WHAT TO WORK ON:
Find the lines containing "INFO" and say how many there are, with no other words.

BEGIN RECORDS FOR THIS EXERCISE

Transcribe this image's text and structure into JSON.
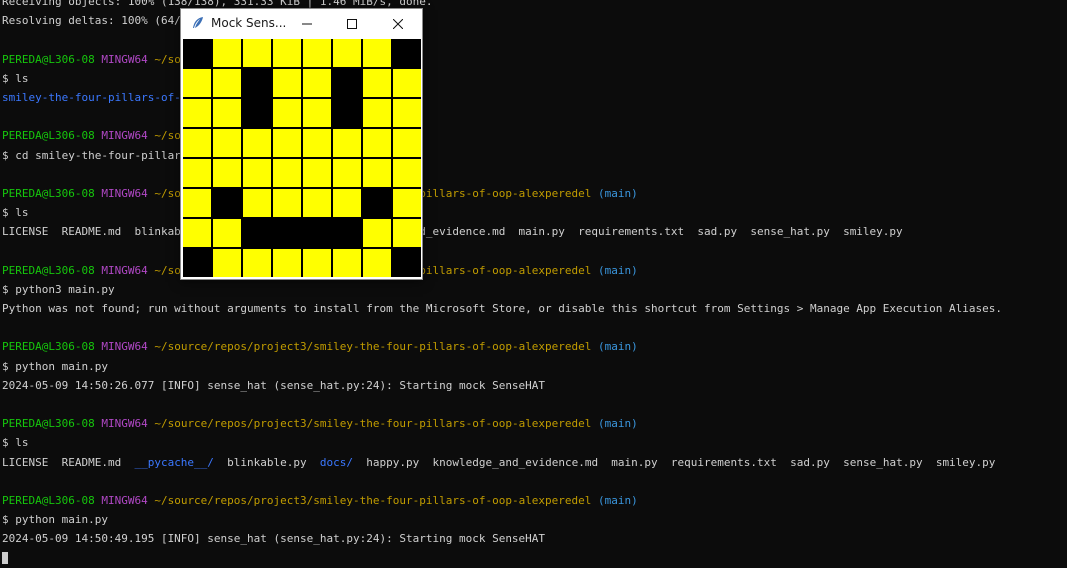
{
  "terminal": {
    "lines": [
      [
        {
          "t": "Receiving objects: 100% (138/138), 331.33 KiB | 1.46 MiB/s, done.",
          "c": "text"
        }
      ],
      [
        {
          "t": "Resolving deltas: 100% (64/64), done.",
          "c": "text"
        }
      ],
      [],
      [
        {
          "t": "PEREDA@L306-08",
          "c": "green"
        },
        {
          "t": " ",
          "c": "text"
        },
        {
          "t": "MINGW64",
          "c": "magenta"
        },
        {
          "t": " ~/source/repos/project3",
          "c": "yellow"
        }
      ],
      [
        {
          "t": "$ ls",
          "c": "text"
        }
      ],
      [
        {
          "t": "smiley-the-four-pillars-of-oop-alexperedel/",
          "c": "blue"
        }
      ],
      [],
      [
        {
          "t": "PEREDA@L306-08",
          "c": "green"
        },
        {
          "t": " ",
          "c": "text"
        },
        {
          "t": "MINGW64",
          "c": "magenta"
        },
        {
          "t": " ~/source/repos/project3",
          "c": "yellow"
        }
      ],
      [
        {
          "t": "$ cd smiley-the-four-pillars-of-oop-alexperedel/",
          "c": "text"
        }
      ],
      [],
      [
        {
          "t": "PEREDA@L306-08",
          "c": "green"
        },
        {
          "t": " ",
          "c": "text"
        },
        {
          "t": "MINGW64",
          "c": "magenta"
        },
        {
          "t": " ~/source/repos/project3/smiley-the-four-pillars-of-oop-alexperedel",
          "c": "yellow"
        },
        {
          "t": " (main)",
          "c": "cyan"
        }
      ],
      [
        {
          "t": "$ ls",
          "c": "text"
        }
      ],
      [
        {
          "t": "LICENSE  README.md  blinkable.py  docs/  happy.py  knowledge_and_evidence.md  main.py  requirements.txt  sad.py  sense_hat.py  smiley.py",
          "c": "text"
        }
      ],
      [],
      [
        {
          "t": "PEREDA@L306-08",
          "c": "green"
        },
        {
          "t": " ",
          "c": "text"
        },
        {
          "t": "MINGW64",
          "c": "magenta"
        },
        {
          "t": " ~/source/repos/project3/smiley-the-four-pillars-of-oop-alexperedel",
          "c": "yellow"
        },
        {
          "t": " (main)",
          "c": "cyan"
        }
      ],
      [
        {
          "t": "$ python3 main.py",
          "c": "text"
        }
      ],
      [
        {
          "t": "Python was not found; run without arguments to install from the Microsoft Store, or disable this shortcut from Settings > Manage App Execution Aliases.",
          "c": "text"
        }
      ],
      [],
      [
        {
          "t": "PEREDA@L306-08",
          "c": "green"
        },
        {
          "t": " ",
          "c": "text"
        },
        {
          "t": "MINGW64",
          "c": "magenta"
        },
        {
          "t": " ~/source/repos/project3/smiley-the-four-pillars-of-oop-alexperedel",
          "c": "yellow"
        },
        {
          "t": " (main)",
          "c": "cyan"
        }
      ],
      [
        {
          "t": "$ python main.py",
          "c": "text"
        }
      ],
      [
        {
          "t": "2024-05-09 14:50:26.077 [INFO] sense_hat (sense_hat.py:24): Starting mock SenseHAT",
          "c": "text"
        }
      ],
      [],
      [
        {
          "t": "PEREDA@L306-08",
          "c": "green"
        },
        {
          "t": " ",
          "c": "text"
        },
        {
          "t": "MINGW64",
          "c": "magenta"
        },
        {
          "t": " ~/source/repos/project3/smiley-the-four-pillars-of-oop-alexperedel",
          "c": "yellow"
        },
        {
          "t": " (main)",
          "c": "cyan"
        }
      ],
      [
        {
          "t": "$ ls",
          "c": "text"
        }
      ],
      [
        {
          "t": "LICENSE  README.md  ",
          "c": "text"
        },
        {
          "t": "__pycache__/",
          "c": "blue"
        },
        {
          "t": "  blinkable.py  ",
          "c": "text"
        },
        {
          "t": "docs/",
          "c": "blue"
        },
        {
          "t": "  happy.py  knowledge_and_evidence.md  main.py  requirements.txt  sad.py  sense_hat.py  smiley.py",
          "c": "text"
        }
      ],
      [],
      [
        {
          "t": "PEREDA@L306-08",
          "c": "green"
        },
        {
          "t": " ",
          "c": "text"
        },
        {
          "t": "MINGW64",
          "c": "magenta"
        },
        {
          "t": " ~/source/repos/project3/smiley-the-four-pillars-of-oop-alexperedel",
          "c": "yellow"
        },
        {
          "t": " (main)",
          "c": "cyan"
        }
      ],
      [
        {
          "t": "$ python main.py",
          "c": "text"
        }
      ],
      [
        {
          "t": "2024-05-09 14:50:49.195 [INFO] sense_hat (sense_hat.py:24): Starting mock SenseHAT",
          "c": "text"
        }
      ]
    ]
  },
  "mock_window": {
    "title": "Mock Sens...",
    "app_icon": "feather-icon",
    "buttons": {
      "minimize": "minimize-icon",
      "maximize": "maximize-icon",
      "close": "close-icon"
    }
  },
  "led_matrix": {
    "on_color": "#ffff00",
    "off_color": "#000000",
    "rows": [
      [
        0,
        1,
        1,
        1,
        1,
        1,
        1,
        0
      ],
      [
        1,
        1,
        0,
        1,
        1,
        0,
        1,
        1
      ],
      [
        1,
        1,
        0,
        1,
        1,
        0,
        1,
        1
      ],
      [
        1,
        1,
        1,
        1,
        1,
        1,
        1,
        1
      ],
      [
        1,
        1,
        1,
        1,
        1,
        1,
        1,
        1
      ],
      [
        1,
        0,
        1,
        1,
        1,
        1,
        0,
        1
      ],
      [
        1,
        1,
        0,
        0,
        0,
        0,
        1,
        1
      ],
      [
        0,
        1,
        1,
        1,
        1,
        1,
        1,
        0
      ]
    ]
  }
}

END RECORDS FOR THIS EXERCISE

EXERCISE ANSWER:
2